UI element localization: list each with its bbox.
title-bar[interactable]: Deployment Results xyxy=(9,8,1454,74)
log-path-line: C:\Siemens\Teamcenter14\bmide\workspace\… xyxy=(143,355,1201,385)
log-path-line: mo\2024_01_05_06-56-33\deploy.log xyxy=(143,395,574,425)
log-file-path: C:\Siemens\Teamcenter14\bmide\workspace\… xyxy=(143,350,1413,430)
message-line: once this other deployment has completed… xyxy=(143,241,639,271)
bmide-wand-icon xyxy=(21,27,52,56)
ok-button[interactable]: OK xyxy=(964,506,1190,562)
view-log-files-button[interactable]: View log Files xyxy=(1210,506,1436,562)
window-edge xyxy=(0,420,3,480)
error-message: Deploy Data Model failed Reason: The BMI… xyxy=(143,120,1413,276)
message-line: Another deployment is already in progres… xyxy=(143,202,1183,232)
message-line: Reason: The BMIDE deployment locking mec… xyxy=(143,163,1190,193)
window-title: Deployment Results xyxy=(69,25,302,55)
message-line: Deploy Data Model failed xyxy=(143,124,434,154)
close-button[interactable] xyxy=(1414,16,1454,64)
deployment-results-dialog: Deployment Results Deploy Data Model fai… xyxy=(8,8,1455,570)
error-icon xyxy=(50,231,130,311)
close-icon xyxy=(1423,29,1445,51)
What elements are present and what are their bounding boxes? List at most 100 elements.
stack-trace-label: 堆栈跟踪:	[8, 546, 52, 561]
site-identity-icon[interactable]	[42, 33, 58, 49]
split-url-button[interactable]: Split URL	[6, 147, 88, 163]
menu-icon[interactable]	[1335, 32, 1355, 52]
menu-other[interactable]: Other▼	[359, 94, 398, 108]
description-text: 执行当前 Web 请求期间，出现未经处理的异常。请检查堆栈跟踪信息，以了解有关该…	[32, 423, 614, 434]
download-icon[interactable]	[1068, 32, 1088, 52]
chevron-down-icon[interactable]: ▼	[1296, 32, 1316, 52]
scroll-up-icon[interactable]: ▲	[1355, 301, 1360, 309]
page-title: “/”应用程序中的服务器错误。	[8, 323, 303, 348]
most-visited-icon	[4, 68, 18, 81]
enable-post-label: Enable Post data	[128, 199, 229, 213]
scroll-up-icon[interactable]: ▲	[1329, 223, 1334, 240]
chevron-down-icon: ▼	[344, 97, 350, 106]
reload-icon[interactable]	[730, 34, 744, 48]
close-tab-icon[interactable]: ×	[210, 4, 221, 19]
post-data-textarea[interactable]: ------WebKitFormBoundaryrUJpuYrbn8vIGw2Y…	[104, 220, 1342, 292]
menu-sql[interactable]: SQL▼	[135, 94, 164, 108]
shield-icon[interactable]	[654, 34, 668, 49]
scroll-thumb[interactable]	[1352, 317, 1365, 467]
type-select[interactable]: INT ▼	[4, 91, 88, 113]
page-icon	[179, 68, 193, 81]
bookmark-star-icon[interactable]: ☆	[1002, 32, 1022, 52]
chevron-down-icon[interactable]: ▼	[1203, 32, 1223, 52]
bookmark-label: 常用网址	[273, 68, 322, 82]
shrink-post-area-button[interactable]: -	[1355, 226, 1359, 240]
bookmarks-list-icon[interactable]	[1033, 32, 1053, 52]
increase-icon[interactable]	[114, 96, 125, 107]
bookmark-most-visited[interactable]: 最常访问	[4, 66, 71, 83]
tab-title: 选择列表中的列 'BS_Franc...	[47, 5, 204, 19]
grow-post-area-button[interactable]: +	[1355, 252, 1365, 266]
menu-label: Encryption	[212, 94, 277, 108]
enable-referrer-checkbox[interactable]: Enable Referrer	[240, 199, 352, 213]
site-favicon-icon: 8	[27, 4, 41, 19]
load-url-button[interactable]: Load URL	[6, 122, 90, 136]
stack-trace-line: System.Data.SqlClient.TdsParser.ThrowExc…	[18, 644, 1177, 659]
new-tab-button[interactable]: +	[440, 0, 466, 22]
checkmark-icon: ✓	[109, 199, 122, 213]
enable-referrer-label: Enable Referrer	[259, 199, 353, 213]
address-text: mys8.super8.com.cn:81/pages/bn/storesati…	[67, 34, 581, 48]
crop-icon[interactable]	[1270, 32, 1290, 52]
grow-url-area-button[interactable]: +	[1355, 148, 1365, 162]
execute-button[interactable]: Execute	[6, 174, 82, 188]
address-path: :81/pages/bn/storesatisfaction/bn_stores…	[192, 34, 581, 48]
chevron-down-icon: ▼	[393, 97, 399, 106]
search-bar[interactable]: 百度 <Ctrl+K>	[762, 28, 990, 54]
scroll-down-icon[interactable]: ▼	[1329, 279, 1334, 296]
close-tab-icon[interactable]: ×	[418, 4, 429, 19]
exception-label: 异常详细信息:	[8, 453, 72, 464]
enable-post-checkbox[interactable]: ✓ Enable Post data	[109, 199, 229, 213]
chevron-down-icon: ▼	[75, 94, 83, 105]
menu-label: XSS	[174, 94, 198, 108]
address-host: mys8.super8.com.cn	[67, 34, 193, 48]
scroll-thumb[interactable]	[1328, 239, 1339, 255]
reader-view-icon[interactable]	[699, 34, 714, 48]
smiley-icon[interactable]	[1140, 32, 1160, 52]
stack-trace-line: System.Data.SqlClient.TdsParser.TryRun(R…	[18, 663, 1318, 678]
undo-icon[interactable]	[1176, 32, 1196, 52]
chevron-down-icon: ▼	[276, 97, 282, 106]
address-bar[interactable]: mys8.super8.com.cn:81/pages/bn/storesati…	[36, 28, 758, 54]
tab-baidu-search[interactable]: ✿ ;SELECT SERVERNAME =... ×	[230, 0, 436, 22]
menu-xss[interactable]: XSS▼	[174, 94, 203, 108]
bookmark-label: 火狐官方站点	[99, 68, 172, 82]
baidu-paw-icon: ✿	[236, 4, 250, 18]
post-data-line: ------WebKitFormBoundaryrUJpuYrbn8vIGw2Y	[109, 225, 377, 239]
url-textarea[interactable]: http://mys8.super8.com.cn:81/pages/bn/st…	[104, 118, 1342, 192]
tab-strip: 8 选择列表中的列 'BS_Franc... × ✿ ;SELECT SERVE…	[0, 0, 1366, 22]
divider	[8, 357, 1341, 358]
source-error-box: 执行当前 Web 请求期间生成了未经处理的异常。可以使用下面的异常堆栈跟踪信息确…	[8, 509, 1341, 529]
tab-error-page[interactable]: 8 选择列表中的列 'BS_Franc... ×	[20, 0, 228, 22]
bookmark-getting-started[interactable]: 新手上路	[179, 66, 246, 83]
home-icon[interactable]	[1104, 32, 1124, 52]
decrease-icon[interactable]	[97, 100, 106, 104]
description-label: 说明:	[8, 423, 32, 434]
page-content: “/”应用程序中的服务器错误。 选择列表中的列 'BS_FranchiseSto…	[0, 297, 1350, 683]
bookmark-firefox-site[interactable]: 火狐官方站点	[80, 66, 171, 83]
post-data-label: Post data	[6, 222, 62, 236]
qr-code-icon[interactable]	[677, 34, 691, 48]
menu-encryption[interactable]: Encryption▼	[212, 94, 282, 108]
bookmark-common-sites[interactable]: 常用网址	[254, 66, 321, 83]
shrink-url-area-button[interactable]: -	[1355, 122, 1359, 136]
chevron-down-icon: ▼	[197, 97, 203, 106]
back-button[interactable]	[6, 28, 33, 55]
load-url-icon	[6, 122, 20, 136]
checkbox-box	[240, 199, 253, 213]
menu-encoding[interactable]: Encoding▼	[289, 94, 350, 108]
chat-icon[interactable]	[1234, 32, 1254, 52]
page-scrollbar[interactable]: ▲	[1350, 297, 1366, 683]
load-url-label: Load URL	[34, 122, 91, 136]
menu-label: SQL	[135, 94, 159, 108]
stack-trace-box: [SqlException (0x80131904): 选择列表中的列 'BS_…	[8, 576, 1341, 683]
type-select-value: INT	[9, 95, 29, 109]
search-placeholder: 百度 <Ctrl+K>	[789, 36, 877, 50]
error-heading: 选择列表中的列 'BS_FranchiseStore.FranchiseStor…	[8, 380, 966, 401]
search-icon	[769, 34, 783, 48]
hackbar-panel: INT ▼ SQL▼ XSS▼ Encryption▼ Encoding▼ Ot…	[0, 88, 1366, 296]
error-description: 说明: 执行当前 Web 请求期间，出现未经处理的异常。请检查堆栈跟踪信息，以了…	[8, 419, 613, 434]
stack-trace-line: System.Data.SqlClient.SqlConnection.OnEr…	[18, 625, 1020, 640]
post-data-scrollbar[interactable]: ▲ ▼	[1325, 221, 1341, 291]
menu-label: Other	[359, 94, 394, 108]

==========

Copy the listing exactly as it appears, from its first line through the line containing "ok-button[interactable]: OK xyxy=(964,506,1190,562)", including both of those lines.

Answer for the task
UI element localization: list each with its bbox.
title-bar[interactable]: Deployment Results xyxy=(9,8,1454,74)
log-path-line: C:\Siemens\Teamcenter14\bmide\workspace\… xyxy=(143,355,1201,385)
log-path-line: mo\2024_01_05_06-56-33\deploy.log xyxy=(143,395,574,425)
log-file-path: C:\Siemens\Teamcenter14\bmide\workspace\… xyxy=(143,350,1413,430)
message-line: once this other deployment has completed… xyxy=(143,241,639,271)
bmide-wand-icon xyxy=(21,27,52,56)
ok-button[interactable]: OK xyxy=(964,506,1190,562)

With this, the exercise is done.